_AIM_: Gather all lines in the entries that include the word "secundario".

====== LISTED RECORDS

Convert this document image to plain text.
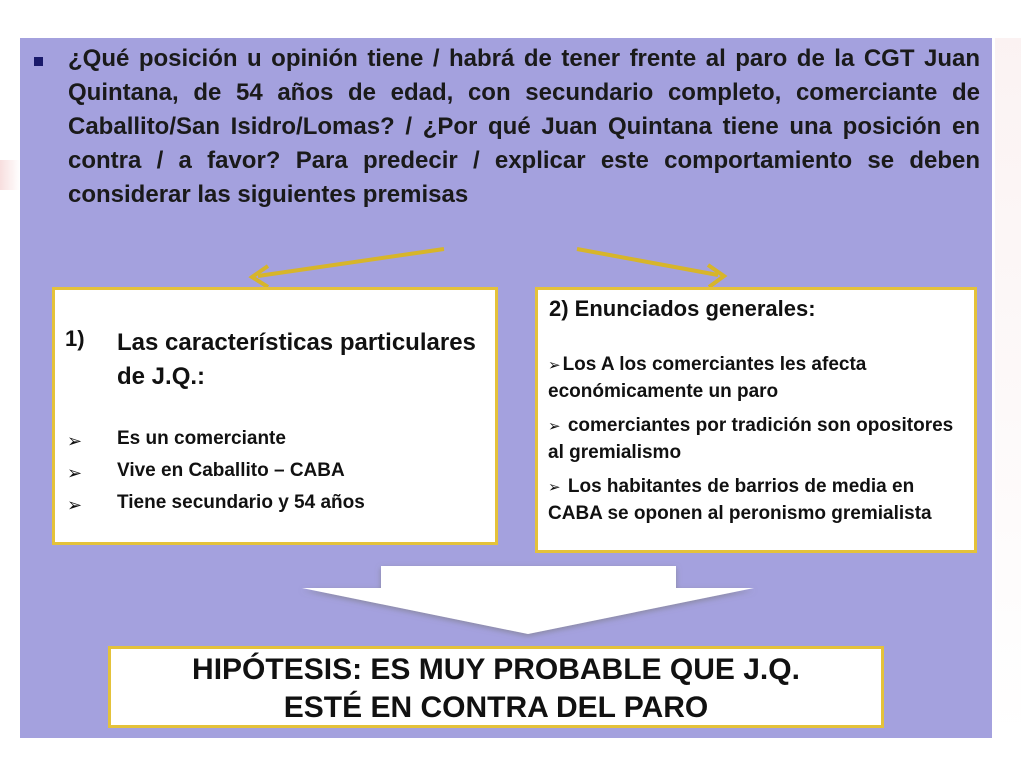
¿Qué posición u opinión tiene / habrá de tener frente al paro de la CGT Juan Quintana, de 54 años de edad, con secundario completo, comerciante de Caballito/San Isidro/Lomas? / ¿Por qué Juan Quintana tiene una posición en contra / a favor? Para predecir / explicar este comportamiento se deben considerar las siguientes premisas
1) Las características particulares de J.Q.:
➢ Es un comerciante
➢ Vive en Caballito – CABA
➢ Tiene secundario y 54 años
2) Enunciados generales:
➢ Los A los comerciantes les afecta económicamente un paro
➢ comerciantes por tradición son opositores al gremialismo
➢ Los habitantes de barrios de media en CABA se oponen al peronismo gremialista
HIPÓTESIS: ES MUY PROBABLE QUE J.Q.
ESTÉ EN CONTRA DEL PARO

============

_EXPECTED OUTPUT_:
¿Qué posición u opinión tiene / habrá de tener frente al paro de la CGT Juan Quintana, de 54 años de edad, con secundario completo, comerciante de Caballito/San Isidro/Lomas? / ¿Por qué Juan Quintana tiene una posición en contra / a favor? Para predecir / explicar este comportamiento se deben considerar las siguientes premisas
➢ Tiene secundario y 54 años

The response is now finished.